__Work required__. Give the data below again, word for word.

__Data to use__.

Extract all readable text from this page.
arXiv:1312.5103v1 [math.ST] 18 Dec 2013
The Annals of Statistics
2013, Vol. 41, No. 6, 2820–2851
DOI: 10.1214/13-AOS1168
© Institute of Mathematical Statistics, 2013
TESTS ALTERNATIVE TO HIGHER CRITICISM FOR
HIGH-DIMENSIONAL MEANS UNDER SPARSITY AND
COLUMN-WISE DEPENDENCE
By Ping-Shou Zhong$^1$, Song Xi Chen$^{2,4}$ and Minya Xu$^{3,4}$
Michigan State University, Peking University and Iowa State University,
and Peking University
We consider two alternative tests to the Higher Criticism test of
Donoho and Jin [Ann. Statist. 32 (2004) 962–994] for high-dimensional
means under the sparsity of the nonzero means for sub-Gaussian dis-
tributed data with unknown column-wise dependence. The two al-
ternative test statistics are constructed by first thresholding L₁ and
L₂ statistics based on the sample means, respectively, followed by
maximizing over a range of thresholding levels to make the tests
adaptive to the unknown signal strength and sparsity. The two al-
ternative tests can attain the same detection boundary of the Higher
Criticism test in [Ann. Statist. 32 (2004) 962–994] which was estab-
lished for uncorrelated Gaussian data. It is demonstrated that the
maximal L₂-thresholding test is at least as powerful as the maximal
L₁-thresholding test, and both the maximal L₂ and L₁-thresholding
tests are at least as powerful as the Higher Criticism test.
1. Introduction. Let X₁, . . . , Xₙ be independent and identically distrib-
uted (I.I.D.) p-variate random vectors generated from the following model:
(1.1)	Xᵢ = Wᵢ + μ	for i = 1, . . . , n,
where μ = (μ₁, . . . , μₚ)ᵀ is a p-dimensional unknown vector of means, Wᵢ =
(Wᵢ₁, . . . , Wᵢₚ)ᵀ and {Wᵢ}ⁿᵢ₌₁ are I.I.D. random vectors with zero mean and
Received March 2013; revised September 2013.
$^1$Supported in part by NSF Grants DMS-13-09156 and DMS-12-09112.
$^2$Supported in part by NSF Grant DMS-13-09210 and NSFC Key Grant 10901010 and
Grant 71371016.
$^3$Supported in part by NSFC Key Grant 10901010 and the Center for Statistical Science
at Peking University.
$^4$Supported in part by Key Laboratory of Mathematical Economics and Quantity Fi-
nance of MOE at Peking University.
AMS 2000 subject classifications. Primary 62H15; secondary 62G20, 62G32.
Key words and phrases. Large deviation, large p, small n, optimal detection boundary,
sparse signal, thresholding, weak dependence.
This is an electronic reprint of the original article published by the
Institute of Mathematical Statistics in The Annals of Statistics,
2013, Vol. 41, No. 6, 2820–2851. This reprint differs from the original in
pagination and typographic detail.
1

__The reply__.
Extract all readable text from this page.
arXiv:1312.5103v1 [math.ST] 18 Dec 2013
The Annals of Statistics
2013, Vol. 41, No. 6, 2820–2851
DOI: 10.1214/13-AOS1168
© Institute of Mathematical Statistics, 2013
TESTS ALTERNATIVE TO HIGHER CRITICISM FOR
HIGH-DIMENSIONAL MEANS UNDER SPARSITY AND
COLUMN-WISE DEPENDENCE
By Ping-Shou Zhong$^1$, Song Xi Chen$^{2,4}$ and Minya Xu$^{3,4}$
Michigan State University, Peking University and Iowa State University,
and Peking University
We consider two alternative tests to the Higher Criticism test of
Donoho and Jin [Ann. Statist. 32 (2004) 962–994] for high-dimensional
means under the sparsity of the nonzero means for sub-Gaussian dis-
tributed data with unknown column-wise dependence. The two al-
ternative test statistics are constructed by first thresholding L₁ and
L₂ statistics based on the sample means, respectively, followed by
maximizing over a range of thresholding levels to make the tests
adaptive to the unknown signal strength and sparsity. The two al-
ternative tests can attain the same detection boundary of the Higher
Criticism test in [Ann. Statist. 32 (2004) 962–994] which was estab-
lished for uncorrelated Gaussian data. It is demonstrated that the
maximal L₂-thresholding test is at least as powerful as the maximal
L₁-thresholding test, and both the maximal L₂ and L₁-thresholding
tests are at least as powerful as the Higher Criticism test.
1. Introduction. Let X₁, . . . , Xₙ be independent and identically distrib-
uted (I.I.D.) p-variate random vectors generated from the following model:
(1.1)	Xᵢ = Wᵢ + μ	for i = 1, . . . , n,
where μ = (μ₁, . . . , μₚ)ᵀ is a p-dimensional unknown vector of means, Wᵢ =
(Wᵢ₁, . . . , Wᵢₚ)ᵀ and {Wᵢ}ⁿᵢ₌₁ are I.I.D. random vectors with zero mean and
Received March 2013; revised September 2013.
$^1$Supported in part by NSF Grants DMS-13-09156 and DMS-12-09112.
$^2$Supported in part by NSF Grant DMS-13-09210 and NSFC Key Grant 10901010 and
Grant 71371016.
$^3$Supported in part by NSFC Key Grant 10901010 and the Center for Statistical Science
at Peking University.
$^4$Supported in part by Key Laboratory of Mathematical Economics and Quantity Fi-
nance of MOE at Peking University.
AMS 2000 subject classifications. Primary 62H15; secondary 62G20, 62G32.
Key words and phrases. Large deviation, large p, small n, optimal detection boundary,
sparse signal, thresholding, weak dependence.
This is an electronic reprint of the original article published by the
Institute of Mathematical Statistics in The Annals of Statistics,
2013, Vol. 41, No. 6, 2820–2851. This reprint differs from the original in
pagination and typographic detail.
1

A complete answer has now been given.